Records provided:
※ ※ ※

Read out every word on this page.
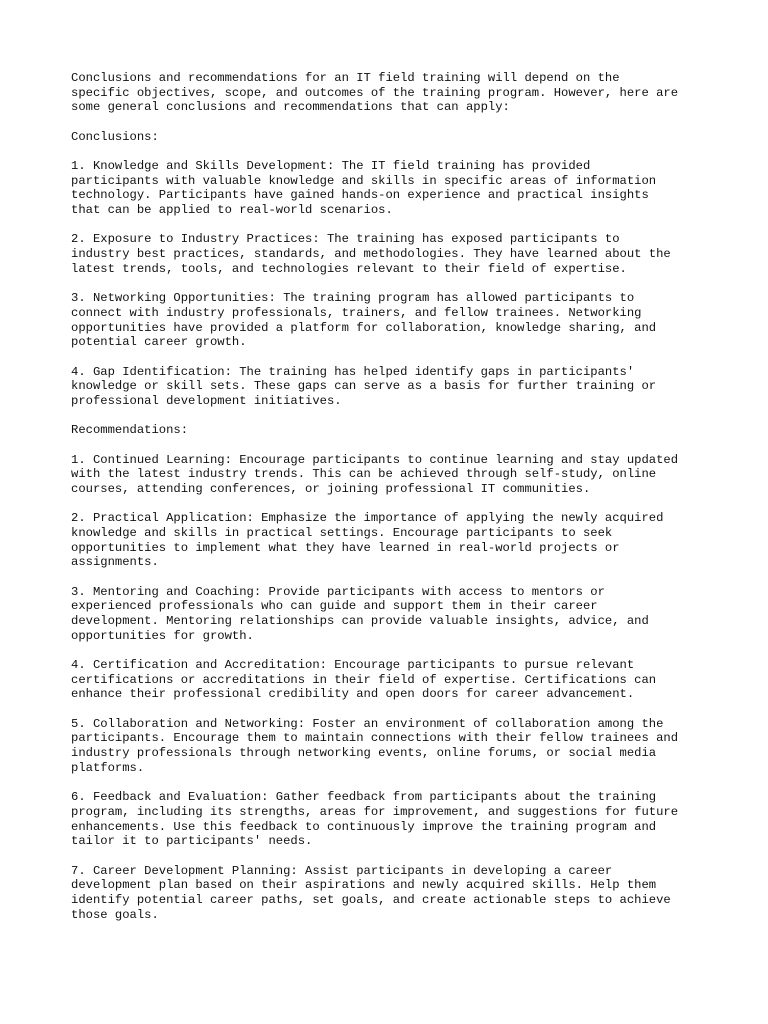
Conclusions and recommendations for an IT field training will depend on the
specific objectives, scope, and outcomes of the training program. However, here are
some general conclusions and recommendations that can apply:

Conclusions:

1. Knowledge and Skills Development: The IT field training has provided
participants with valuable knowledge and skills in specific areas of information
technology. Participants have gained hands-on experience and practical insights
that can be applied to real-world scenarios.

2. Exposure to Industry Practices: The training has exposed participants to
industry best practices, standards, and methodologies. They have learned about the
latest trends, tools, and technologies relevant to their field of expertise.

3. Networking Opportunities: The training program has allowed participants to
connect with industry professionals, trainers, and fellow trainees. Networking
opportunities have provided a platform for collaboration, knowledge sharing, and
potential career growth.

4. Gap Identification: The training has helped identify gaps in participants'
knowledge or skill sets. These gaps can serve as a basis for further training or
professional development initiatives.

Recommendations:

1. Continued Learning: Encourage participants to continue learning and stay updated
with the latest industry trends. This can be achieved through self-study, online
courses, attending conferences, or joining professional IT communities.

2. Practical Application: Emphasize the importance of applying the newly acquired
knowledge and skills in practical settings. Encourage participants to seek
opportunities to implement what they have learned in real-world projects or
assignments.

3. Mentoring and Coaching: Provide participants with access to mentors or
experienced professionals who can guide and support them in their career
development. Mentoring relationships can provide valuable insights, advice, and
opportunities for growth.

4. Certification and Accreditation: Encourage participants to pursue relevant
certifications or accreditations in their field of expertise. Certifications can
enhance their professional credibility and open doors for career advancement.

5. Collaboration and Networking: Foster an environment of collaboration among the
participants. Encourage them to maintain connections with their fellow trainees and
industry professionals through networking events, online forums, or social media
platforms.

6. Feedback and Evaluation: Gather feedback from participants about the training
program, including its strengths, areas for improvement, and suggestions for future
enhancements. Use this feedback to continuously improve the training program and
tailor it to participants' needs.

7. Career Development Planning: Assist participants in developing a career
development plan based on their aspirations and newly acquired skills. Help them
identify potential career paths, set goals, and create actionable steps to achieve
those goals.
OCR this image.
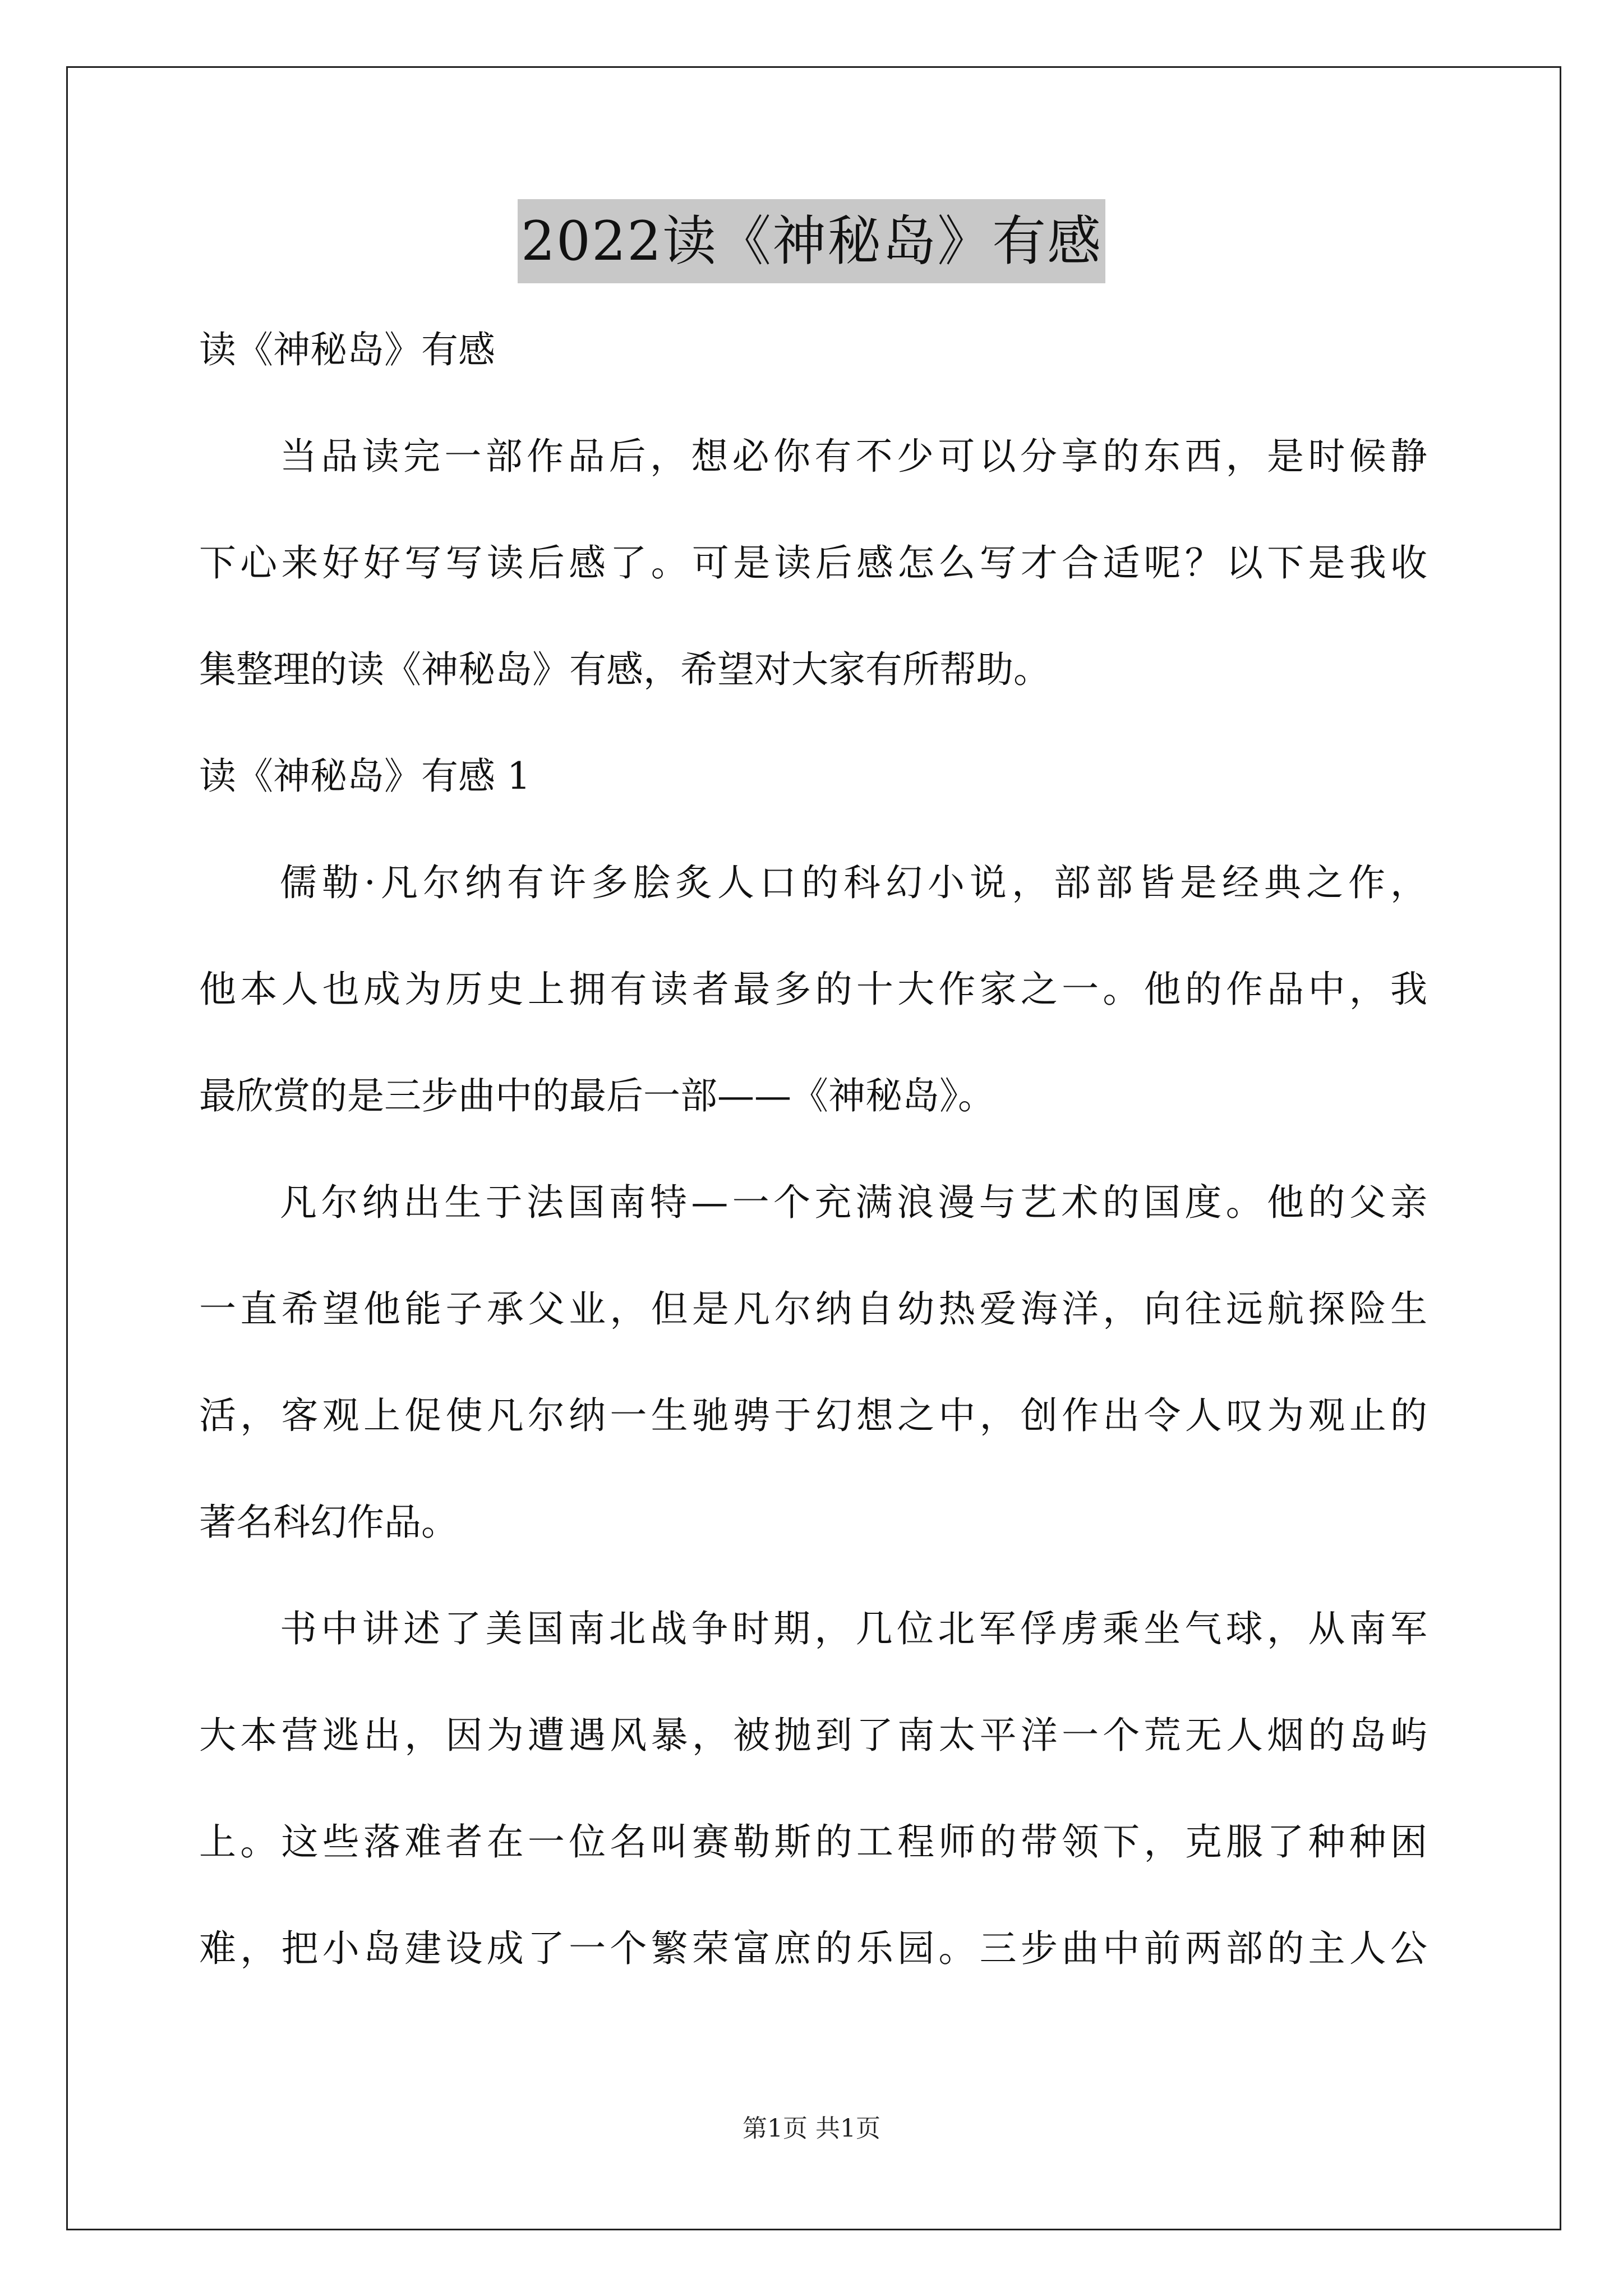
2022读《神秘岛》有感
读《神秘岛》有感
当品读完一部作品后，想必你有不少可以分享的东西，是时候静
下心来好好写写读后感了。可是读后感怎么写才合适呢？以下是我收
集整理的读《神秘岛》有感，希望对大家有所帮助。
读《神秘岛》有感 1
儒勒·凡尔纳有许多脍炙人口的科幻小说，部部皆是经典之作，
他本人也成为历史上拥有读者最多的十大作家之一。他的作品中，我
最欣赏的是三步曲中的最后一部——《神秘岛》。
凡尔纳出生于法国南特—一个充满浪漫与艺术的国度。他的父亲
一直希望他能子承父业，但是凡尔纳自幼热爱海洋，向往远航探险生
活，客观上促使凡尔纳一生驰骋于幻想之中，创作出令人叹为观止的
著名科幻作品。
书中讲述了美国南北战争时期，几位北军俘虏乘坐气球，从南军
大本营逃出，因为遭遇风暴，被抛到了南太平洋一个荒无人烟的岛屿
上。这些落难者在一位名叫赛勒斯的工程师的带领下，克服了种种困
难，把小岛建设成了一个繁荣富庶的乐园。三步曲中前两部的主人公
第1页 共1页
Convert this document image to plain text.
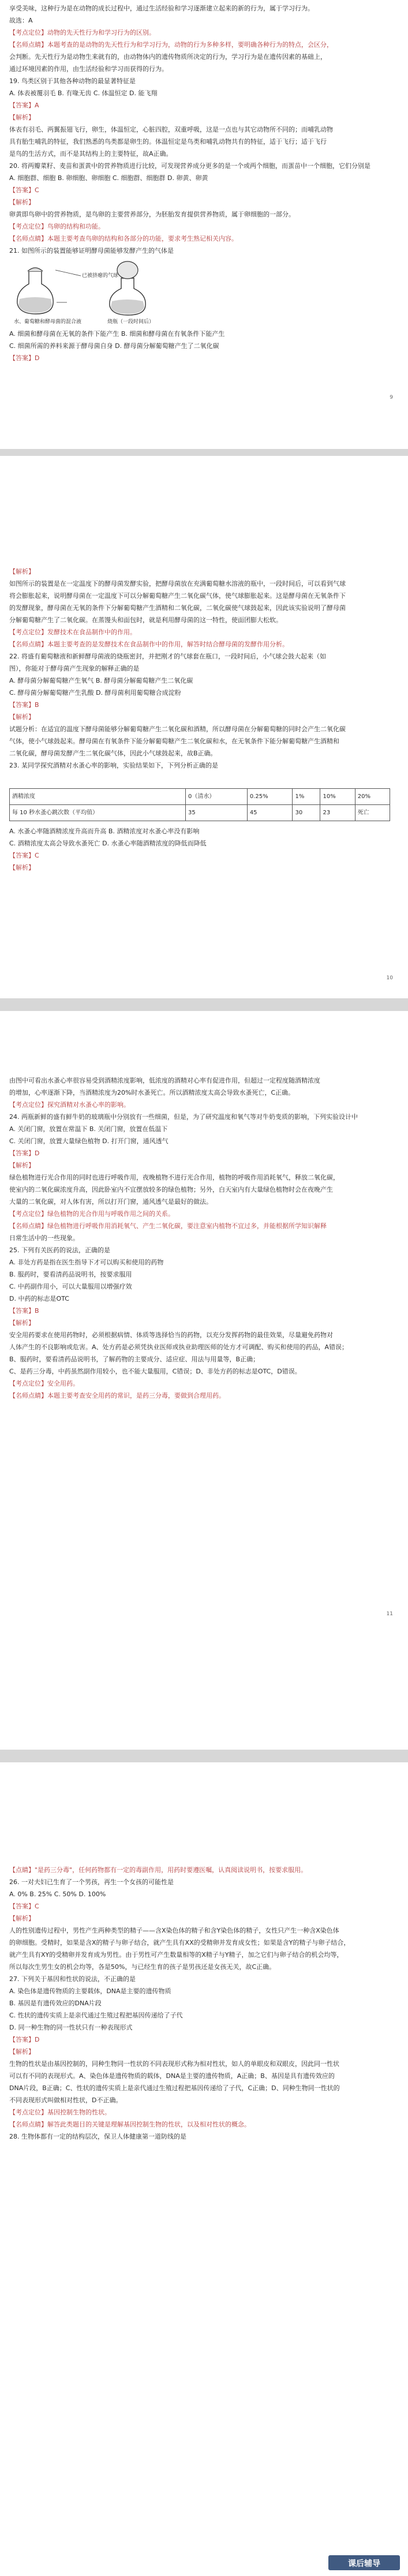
享受美味，这种行为是在动物的成长过程中，通过生活经验和学习逐渐建立起来的新的行为，属于学习行为。
故选：A
【考点定位】动物的先天性行为和学习行为的区别。
【名师点睛】本题考查的是动物的先天性行为和学习行为，动物的行为多种多样，要明确各种行为的特点，会区分，
会判断。先天性行为是动物生来就有的，由动物体内的遗传物质所决定的行为，学习行为是在遗传因素的基础上，
通过环境因素的作用，由生活经验和学习而获得的行为。
19. 鸟类区别于其他各种动物的最显著特征是
A. 体表被覆羽毛 B. 有喙无齿 C. 体温恒定 D. 能飞翔
【答案】A
【解析】
体表有羽毛、两翼振翅飞行，卵生，体温恒定，心脏四腔，双重呼吸，这是一点也与其它动物所不同的；而哺乳动物
具有胎生哺乳的特征，我们熟悉的鸟类都是卵生的。体温恒定是鸟类和哺乳动物共有的特征，适于飞行；适于飞行
是鸟的生活方式，而不是其结构上的主要特征，故A正确。
20. 将两瓣菜籽、麦苗和蛋黄中的营养物质进行比较，可发现营养成分更多的是一个或两个细胞，而蛋苗中一个细胞，它们分别是
A. 细胞群、细胞 B. 卵细胞、卵细胞 C. 细胞群、细胞群 D. 卵黄、卵黄
【答案】C
【解析】
卵黄即鸟卵中的营养物质，是鸟卵的主要营养部分，为胚胎发育提供营养物质，属于卵细胞的一部分。
【考点定位】鸟卵的结构和功能。
【名师点睛】本题主要考查鸟卵的结构和各部分的功能，要求考生熟记相关内容。
21. 如图所示的装置能够证明酵母菌能够发酵产生的气体是
已被挤瘪的气球
水、葡萄糖和酵母菌的混合液	烧瓶（一段时间后）
A. 细菌和酵母菌在无氧的条件下能产生 B. 细菌和酵母菌在有氧条件下能产生
C. 细菌所需的养料来源于酵母菌自身 D. 酵母菌分解葡萄糖产生了二氧化碳
【答案】D
9
【解析】
如图所示的装置是在一定温度下的酵母菌发酵实验，把酵母菌放在充满葡萄糖水溶液的瓶中，一段时间后，可以看到气球
将会膨胀起来，说明酵母菌在一定温度下可以分解葡萄糖产生二氧化碳气体，使气球膨胀起来。这是酵母菌在无氧条件下
的发酵现象，酵母菌在无氧的条件下分解葡萄糖产生酒精和二氧化碳，二氧化碳使气球鼓起来，因此该实验说明了酵母菌
分解葡萄糖产生了二氧化碳。在蒸馒头和面包时，就是利用酵母菌的这一特性，使面团膨大松软。
【考点定位】发酵技术在食品制作中的作用。
【名师点睛】本题主要考查的是发酵技术在食品制作中的作用，解答时结合酵母菌的发酵作用分析。
22. 将盛有葡萄糖液和新鲜酵母菌液的烧瓶密封，并把刚才的气球套在瓶口，一段时间后，小气球会鼓大起来（如
图），你能对于酵母菌产生现象的解释正确的是
A. 酵母菌分解葡萄糖产生氧气 B. 酵母菌分解葡萄糖产生二氧化碳
C. 酵母菌分解葡萄糖产生乳酸 D. 酵母菌利用葡萄糖合成淀粉
【答案】B
【解析】
试题分析：在适宜的温度下酵母菌能够分解葡萄糖产生二氧化碳和酒精，所以酵母菌在分解葡萄糖的同时会产生二氧化碳
气体，使小气球鼓起来。酵母菌在有氧条件下能分解葡萄糖产生二氧化碳和水，在无氧条件下能分解葡萄糖产生酒精和
二氧化碳，酵母菌发酵产生二氧化碳气体，因此小气球鼓起来，故B正确。
23. 某同学探究酒精对水蚤心率的影响，实验结果如下，下列分析正确的是
酒精浓度	0（清水）	0.25%	1%	10%	20%
每 10 秒水蚤心跳次数（平均值）	35	45	30	23	死亡
A. 水蚤心率随酒精浓度升高而升高 B. 酒精浓度对水蚤心率没有影响
C. 酒精浓度太高会导致水蚤死亡 D. 水蚤心率随酒精浓度的降低而降低
【答案】C
【解析】
10
由图中可看出水蚤心率很容易受到酒精浓度影响，低浓度的酒精对心率有促进作用，但超过一定程度随酒精浓度
的增加，心率逐渐下降，当酒精浓度为20%时水蚤死亡。所以酒精浓度太高会导致水蚤死亡，C正确。
【考点定位】探究酒精对水蚤心率的影响。
24. 两瓶新鲜的盛有鲜牛奶的玻璃瓶中分别放有一些细菌，但是，为了研究温度和氧气等对牛奶变质的影响，下列实验设计中
A. 关闭门窗，放置在常温下 B. 关闭门窗，放置在低温下
C. 关闭门窗，放置大量绿色植物 D. 打开门窗，通风透气
【答案】D
【解析】
绿色植物进行光合作用的同时也进行呼吸作用，夜晚植物不进行光合作用，植物的呼吸作用消耗氧气，释放二氧化碳，
使室内的二氧化碳浓度升高，因此卧室内不宜摆放较多的绿色植物；另外，白天室内有大量绿色植物时会在夜晚产生
大量的二氧化碳，对人体有害，所以打开门窗，通风透气是最好的做法。
【考点定位】绿色植物的光合作用与呼吸作用之间的关系。
【名师点睛】绿色植物进行呼吸作用消耗氧气、产生二氧化碳，要注意室内植物不宜过多，并能根据所学知识解释
日常生活中的一些现象。
25. 下列有关医药的说法，正确的是
A. 非处方药是指在医生指导下才可以购买和使用的药物
B. 服药时，要看清药品说明书，按要求服用
C. 中药副作用小，可以大量服用以增强疗效
D. 中药的标志是OTC
【答案】B
【解析】
安全用药要求在使用药物时，必须根据病情、体质等选择恰当的药物，以充分发挥药物的最佳效果，尽量避免药物对
人体产生的不良影响或危害。A、处方药是必须凭执业医师或执业助理医师的处方才可调配、购买和使用的药品，A错误；
B、服药时，要看清药品说明书，了解药物的主要成分、适应症、用法与用量等，B正确；
C、是药三分毒，中药虽然副作用较小，也不能大量服用，C错误；D、非处方药的标志是OTC，D错误。
【考点定位】安全用药。
【名师点睛】本题主要考查安全用药的常识，是药三分毒，要做到合理用药。
11
【点睛】"是药三分毒"，任何药物都有一定的毒副作用，用药时要遵医嘱，认真阅读说明书，按要求服用。
26. 一对夫妇已生育了一个男孩，再生一个女孩的可能性是
A. 0% B. 25% C. 50% D. 100%
【答案】C
【解析】
人的性别遗传过程中，男性产生两种类型的精子——含X染色体的精子和含Y染色体的精子，女性只产生一种含X染色体
的卵细胞。受精时，如果是含X的精子与卵子结合，就产生具有XX的受精卵并发育成女性；如果是含Y的精子与卵子结合，
就产生具有XY的受精卵并发育成为男性。由于男性可产生数量相等的X精子与Y精子，加之它们与卵子结合的机会均等，
所以每次生男生女的机会均等，各是50%，与已经生育的孩子是男孩还是女孩无关，故C正确。
27. 下列关于基因和性状的说法，不正确的是
A. 染色体是遗传物质的主要载体，DNA是主要的遗传物质
B. 基因是有遗传效应的DNA片段
C. 性状的遗传实质上是亲代通过生殖过程把基因传递给了子代
D. 同一种生物的同一性状只有一种表现形式
【答案】D
【解析】
生物的性状是由基因控制的，同种生物同一性状的不同表现形式称为相对性状，如人的单眼皮和双眼皮，因此同一性状
可以有不同的表现形式。A、染色体是遗传物质的载体，DNA是主要的遗传物质，A正确；B、基因是具有遗传效应的
DNA片段，B正确；C、性状的遗传实质上是亲代通过生殖过程把基因传递给了子代，C正确；D、同种生物同一性状的
不同表现形式叫做相对性状，D不正确。
【考点定位】基因控制生物的性状。
【名师点睛】解答此类题目的关键是理解基因控制生物的性状，以及相对性状的概念。
28. 生物体都有一定的结构层次，保卫人体健康第一道防线的是
课后辅导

※ ※ ※

Required task: Collect each line of the entries that has the word "性状的遗传实质上是亲代通过生殖过程把基因传递给了子代", copying it in full.

Solution:
C. 性状的遗传实质上是亲代通过生殖过程把基因传递给了子代
DNA片段，B正确；C、性状的遗传实质上是亲代通过生殖过程把基因传递给了子代，C正确；D、同种生物同一性状的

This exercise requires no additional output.